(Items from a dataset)
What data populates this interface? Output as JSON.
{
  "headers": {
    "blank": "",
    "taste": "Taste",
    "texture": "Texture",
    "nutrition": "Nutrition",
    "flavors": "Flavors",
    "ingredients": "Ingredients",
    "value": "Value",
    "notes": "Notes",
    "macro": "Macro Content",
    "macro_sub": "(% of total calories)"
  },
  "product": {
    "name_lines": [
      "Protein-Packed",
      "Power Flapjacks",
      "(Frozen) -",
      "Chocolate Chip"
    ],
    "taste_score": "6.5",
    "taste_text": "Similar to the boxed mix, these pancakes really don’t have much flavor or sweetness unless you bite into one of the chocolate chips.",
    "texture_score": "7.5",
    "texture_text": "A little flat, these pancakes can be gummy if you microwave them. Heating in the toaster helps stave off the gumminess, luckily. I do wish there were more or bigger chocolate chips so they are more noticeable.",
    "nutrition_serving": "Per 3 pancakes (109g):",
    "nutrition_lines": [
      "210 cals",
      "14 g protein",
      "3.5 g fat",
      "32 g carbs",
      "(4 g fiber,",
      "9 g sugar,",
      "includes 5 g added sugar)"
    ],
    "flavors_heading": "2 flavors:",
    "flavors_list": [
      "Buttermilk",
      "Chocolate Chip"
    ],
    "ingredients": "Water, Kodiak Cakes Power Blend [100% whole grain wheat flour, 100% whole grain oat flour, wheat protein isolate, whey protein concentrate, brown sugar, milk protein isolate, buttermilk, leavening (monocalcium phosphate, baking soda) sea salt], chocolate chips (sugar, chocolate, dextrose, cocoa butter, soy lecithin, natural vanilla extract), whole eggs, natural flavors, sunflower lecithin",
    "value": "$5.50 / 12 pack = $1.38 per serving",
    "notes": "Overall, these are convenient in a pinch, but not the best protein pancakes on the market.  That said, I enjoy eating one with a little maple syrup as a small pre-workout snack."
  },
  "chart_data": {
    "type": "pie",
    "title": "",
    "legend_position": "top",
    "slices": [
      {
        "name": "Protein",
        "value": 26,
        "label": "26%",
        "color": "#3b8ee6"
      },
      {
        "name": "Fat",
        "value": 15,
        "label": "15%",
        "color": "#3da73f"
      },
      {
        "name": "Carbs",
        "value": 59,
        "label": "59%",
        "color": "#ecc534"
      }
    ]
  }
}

◆ **Task details**:
Output every line from the records, exactly as written.

◆ **Response area**:
What data populates this interface? Output as JSON.
{
  "headers": {
    "blank": "",
    "taste": "Taste",
    "texture": "Texture",
    "nutrition": "Nutrition",
    "flavors": "Flavors",
    "ingredients": "Ingredients",
    "value": "Value",
    "notes": "Notes",
    "macro": "Macro Content",
    "macro_sub": "(% of total calories)"
  },
  "product": {
    "name_lines": [
      "Protein-Packed",
      "Power Flapjacks",
      "(Frozen) -",
      "Chocolate Chip"
    ],
    "taste_score": "6.5",
    "taste_text": "Similar to the boxed mix, these pancakes really don’t have much flavor or sweetness unless you bite into one of the chocolate chips.",
    "texture_score": "7.5",
    "texture_text": "A little flat, these pancakes can be gummy if you microwave them. Heating in the toaster helps stave off the gumminess, luckily. I do wish there were more or bigger chocolate chips so they are more noticeable.",
    "nutrition_serving": "Per 3 pancakes (109g):",
    "nutrition_lines": [
      "210 cals",
      "14 g protein",
      "3.5 g fat",
      "32 g carbs",
      "(4 g fiber,",
      "9 g sugar,",
      "includes 5 g added sugar)"
    ],
    "flavors_heading": "2 flavors:",
    "flavors_list": [
      "Buttermilk",
      "Chocolate Chip"
    ],
    "ingredients": "Water, Kodiak Cakes Power Blend [100% whole grain wheat flour, 100% whole grain oat flour, wheat protein isolate, whey protein concentrate, brown sugar, milk protein isolate, buttermilk, leavening (monocalcium phosphate, baking soda) sea salt], chocolate chips (sugar, chocolate, dextrose, cocoa butter, soy lecithin, natural vanilla extract), whole eggs, natural flavors, sunflower lecithin",
    "value": "$5.50 / 12 pack = $1.38 per serving",
    "notes": "Overall, these are convenient in a pinch, but not the best protein pancakes on the market.  That said, I enjoy eating one with a little maple syrup as a small pre-workout snack."
  },
  "chart_data": {
    "type": "pie",
    "title": "",
    "legend_position": "top",
    "slices": [
      {
        "name": "Protein",
        "value": 26,
        "label": "26%",
        "color": "#3b8ee6"
      },
      {
        "name": "Fat",
        "value": 15,
        "label": "15%",
        "color": "#3da73f"
      },
      {
        "name": "Carbs",
        "value": 59,
        "label": "59%",
        "color": "#ecc534"
      }
    ]
  }
}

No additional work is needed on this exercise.